*Dataset entries:*
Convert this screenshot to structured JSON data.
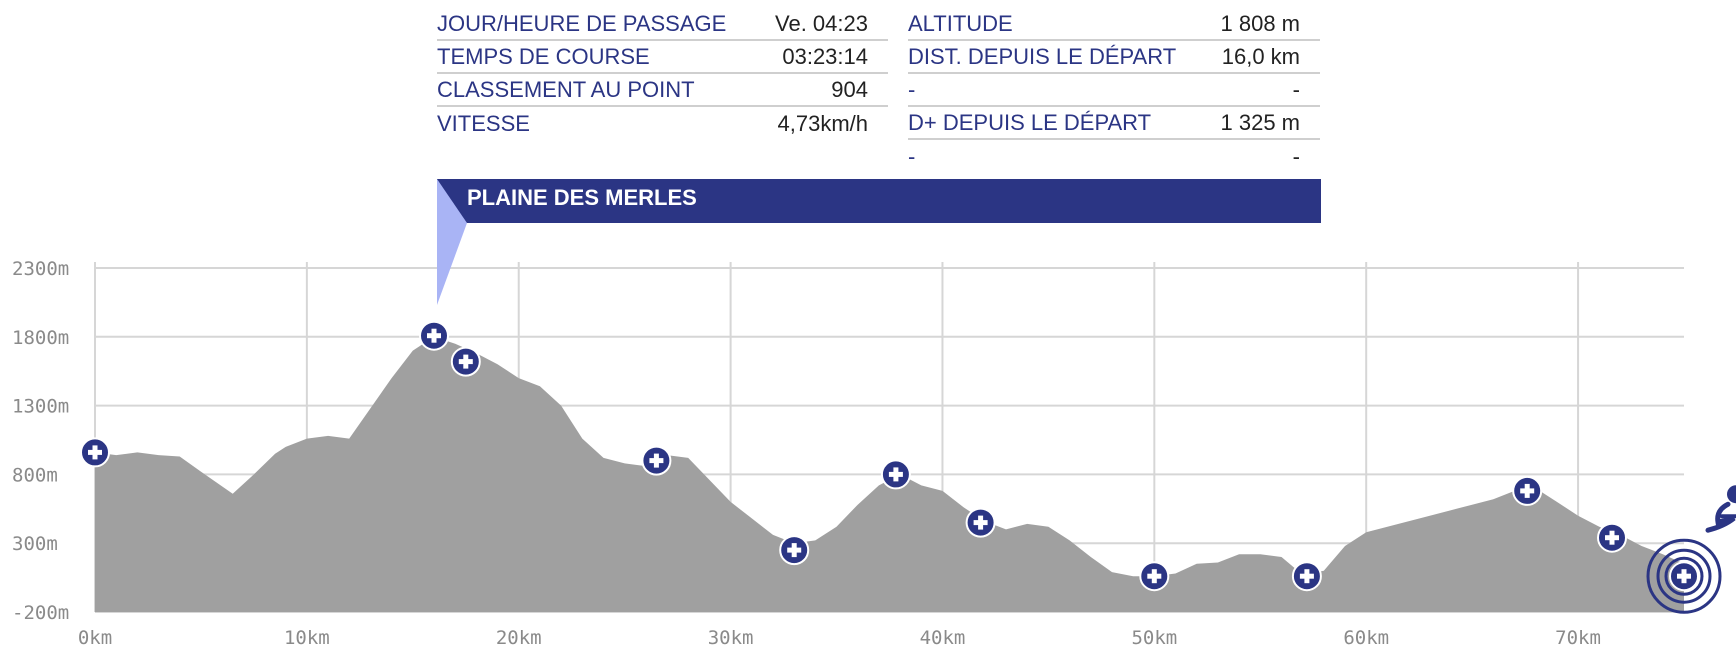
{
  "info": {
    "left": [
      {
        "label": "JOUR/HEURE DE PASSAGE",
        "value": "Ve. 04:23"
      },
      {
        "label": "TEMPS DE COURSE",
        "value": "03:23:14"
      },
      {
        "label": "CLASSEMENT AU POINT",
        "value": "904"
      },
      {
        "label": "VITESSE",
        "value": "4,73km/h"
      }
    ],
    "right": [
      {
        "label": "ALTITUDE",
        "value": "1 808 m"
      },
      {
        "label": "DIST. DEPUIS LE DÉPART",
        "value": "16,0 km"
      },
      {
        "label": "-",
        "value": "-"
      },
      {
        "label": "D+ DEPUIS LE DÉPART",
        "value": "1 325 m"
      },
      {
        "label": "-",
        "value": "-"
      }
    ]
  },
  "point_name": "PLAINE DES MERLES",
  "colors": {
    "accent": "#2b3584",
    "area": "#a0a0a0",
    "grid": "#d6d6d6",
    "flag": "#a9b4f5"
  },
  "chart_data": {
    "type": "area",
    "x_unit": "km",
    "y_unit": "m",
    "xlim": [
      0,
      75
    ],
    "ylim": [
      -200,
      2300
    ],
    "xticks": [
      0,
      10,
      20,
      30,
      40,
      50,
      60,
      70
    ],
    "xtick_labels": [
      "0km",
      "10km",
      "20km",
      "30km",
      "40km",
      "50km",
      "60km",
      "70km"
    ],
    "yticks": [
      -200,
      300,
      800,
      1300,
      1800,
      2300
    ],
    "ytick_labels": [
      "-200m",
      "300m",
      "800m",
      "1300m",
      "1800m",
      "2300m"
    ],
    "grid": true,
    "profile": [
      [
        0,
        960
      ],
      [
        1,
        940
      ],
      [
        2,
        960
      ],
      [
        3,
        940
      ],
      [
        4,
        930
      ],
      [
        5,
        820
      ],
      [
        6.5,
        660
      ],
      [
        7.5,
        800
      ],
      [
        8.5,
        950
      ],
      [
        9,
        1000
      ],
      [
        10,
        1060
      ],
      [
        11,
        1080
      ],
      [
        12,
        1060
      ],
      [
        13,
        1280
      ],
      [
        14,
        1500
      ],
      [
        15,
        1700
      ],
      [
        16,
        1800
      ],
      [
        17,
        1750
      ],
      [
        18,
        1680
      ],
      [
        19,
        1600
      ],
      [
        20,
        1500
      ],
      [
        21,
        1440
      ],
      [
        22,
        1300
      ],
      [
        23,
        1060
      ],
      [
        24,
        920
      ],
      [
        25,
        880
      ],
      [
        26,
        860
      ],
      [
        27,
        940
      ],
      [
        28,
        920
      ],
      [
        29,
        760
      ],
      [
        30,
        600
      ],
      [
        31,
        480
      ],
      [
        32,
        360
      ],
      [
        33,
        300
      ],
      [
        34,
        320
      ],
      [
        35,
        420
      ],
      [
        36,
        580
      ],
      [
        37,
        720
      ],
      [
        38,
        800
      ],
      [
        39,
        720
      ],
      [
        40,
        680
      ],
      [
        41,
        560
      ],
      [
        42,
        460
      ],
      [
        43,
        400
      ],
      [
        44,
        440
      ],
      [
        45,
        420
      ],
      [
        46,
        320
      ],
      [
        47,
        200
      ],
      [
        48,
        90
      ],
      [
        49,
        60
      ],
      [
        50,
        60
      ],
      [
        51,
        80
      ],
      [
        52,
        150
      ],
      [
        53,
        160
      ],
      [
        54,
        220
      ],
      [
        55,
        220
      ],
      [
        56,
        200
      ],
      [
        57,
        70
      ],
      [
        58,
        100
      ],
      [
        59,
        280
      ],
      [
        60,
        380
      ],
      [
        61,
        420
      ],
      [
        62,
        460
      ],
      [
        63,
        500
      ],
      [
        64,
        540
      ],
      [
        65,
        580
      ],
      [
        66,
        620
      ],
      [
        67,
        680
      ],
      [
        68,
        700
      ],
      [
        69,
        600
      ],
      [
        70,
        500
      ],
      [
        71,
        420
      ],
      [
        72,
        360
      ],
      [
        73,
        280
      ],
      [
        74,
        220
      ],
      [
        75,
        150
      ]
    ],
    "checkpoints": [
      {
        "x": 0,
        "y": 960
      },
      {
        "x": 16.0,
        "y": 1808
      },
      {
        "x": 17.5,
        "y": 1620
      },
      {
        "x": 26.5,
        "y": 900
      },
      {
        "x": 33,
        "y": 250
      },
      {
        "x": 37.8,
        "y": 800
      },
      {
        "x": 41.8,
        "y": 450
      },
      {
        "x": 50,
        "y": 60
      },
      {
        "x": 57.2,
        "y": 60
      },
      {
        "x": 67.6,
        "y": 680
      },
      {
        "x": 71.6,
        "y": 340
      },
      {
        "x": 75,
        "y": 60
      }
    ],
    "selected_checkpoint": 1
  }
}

---

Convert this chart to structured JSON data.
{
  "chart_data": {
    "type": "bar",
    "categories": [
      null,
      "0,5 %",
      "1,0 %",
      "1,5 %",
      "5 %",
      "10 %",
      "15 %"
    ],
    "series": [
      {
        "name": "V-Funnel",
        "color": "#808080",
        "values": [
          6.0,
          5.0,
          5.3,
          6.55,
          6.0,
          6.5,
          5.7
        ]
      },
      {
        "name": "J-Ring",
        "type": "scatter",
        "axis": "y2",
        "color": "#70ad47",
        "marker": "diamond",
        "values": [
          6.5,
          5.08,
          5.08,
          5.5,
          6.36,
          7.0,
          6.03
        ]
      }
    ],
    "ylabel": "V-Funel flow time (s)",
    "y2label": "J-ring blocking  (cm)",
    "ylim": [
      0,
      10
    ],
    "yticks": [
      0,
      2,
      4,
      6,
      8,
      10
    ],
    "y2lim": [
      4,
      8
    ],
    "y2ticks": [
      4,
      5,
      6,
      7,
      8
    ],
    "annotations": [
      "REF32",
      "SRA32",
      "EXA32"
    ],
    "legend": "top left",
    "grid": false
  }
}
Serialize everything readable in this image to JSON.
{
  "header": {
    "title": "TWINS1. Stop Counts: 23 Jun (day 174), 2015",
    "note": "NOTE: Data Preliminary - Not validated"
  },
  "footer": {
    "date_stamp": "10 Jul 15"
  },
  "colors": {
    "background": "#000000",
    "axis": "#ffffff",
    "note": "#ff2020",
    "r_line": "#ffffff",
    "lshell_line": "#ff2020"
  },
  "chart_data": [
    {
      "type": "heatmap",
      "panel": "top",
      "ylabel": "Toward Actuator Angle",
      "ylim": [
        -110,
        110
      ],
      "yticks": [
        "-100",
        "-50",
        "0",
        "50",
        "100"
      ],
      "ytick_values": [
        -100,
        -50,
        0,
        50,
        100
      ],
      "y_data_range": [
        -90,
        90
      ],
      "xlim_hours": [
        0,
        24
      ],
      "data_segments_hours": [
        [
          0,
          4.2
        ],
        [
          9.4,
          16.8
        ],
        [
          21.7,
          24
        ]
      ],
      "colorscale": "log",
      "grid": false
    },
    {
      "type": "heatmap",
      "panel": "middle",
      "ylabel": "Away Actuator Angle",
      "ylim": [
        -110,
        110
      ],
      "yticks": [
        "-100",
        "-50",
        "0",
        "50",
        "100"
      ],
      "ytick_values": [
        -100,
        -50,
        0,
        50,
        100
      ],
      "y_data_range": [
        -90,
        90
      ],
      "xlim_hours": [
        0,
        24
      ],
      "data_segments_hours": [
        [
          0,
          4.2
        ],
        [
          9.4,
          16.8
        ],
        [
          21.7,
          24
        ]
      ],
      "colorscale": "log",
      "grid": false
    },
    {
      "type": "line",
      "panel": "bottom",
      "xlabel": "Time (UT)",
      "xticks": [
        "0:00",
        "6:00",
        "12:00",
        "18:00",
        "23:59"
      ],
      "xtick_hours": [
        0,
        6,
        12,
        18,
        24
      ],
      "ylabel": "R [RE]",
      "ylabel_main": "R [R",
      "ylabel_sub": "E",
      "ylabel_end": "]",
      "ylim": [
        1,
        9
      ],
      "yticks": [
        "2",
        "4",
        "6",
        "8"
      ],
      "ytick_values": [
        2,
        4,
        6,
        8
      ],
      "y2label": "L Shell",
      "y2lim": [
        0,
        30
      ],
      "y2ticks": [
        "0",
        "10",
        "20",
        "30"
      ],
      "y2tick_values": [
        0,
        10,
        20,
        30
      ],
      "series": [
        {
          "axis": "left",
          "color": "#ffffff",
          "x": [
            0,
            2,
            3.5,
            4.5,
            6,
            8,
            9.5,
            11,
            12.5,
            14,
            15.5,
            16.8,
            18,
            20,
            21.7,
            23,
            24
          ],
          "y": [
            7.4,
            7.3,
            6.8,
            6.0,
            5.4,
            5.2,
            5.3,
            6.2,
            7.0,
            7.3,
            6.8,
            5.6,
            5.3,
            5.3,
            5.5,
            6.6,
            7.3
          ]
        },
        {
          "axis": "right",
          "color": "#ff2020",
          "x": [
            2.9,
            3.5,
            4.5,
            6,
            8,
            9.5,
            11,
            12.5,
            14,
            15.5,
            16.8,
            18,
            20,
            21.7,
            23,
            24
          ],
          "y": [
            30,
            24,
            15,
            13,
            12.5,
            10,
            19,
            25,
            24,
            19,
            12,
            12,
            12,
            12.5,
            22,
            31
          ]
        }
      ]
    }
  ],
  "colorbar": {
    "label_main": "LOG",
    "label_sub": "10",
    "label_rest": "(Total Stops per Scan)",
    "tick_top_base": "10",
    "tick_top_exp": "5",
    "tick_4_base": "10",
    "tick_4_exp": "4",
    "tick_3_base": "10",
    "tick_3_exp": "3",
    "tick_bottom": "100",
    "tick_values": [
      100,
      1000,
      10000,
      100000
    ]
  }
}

*Short exercise:* Take every line that includes the string "ffffff" and copy it.

*Full response:*
    "axis": "#ffffff",
    "r_line": "#ffffff",
          "color": "#ffffff",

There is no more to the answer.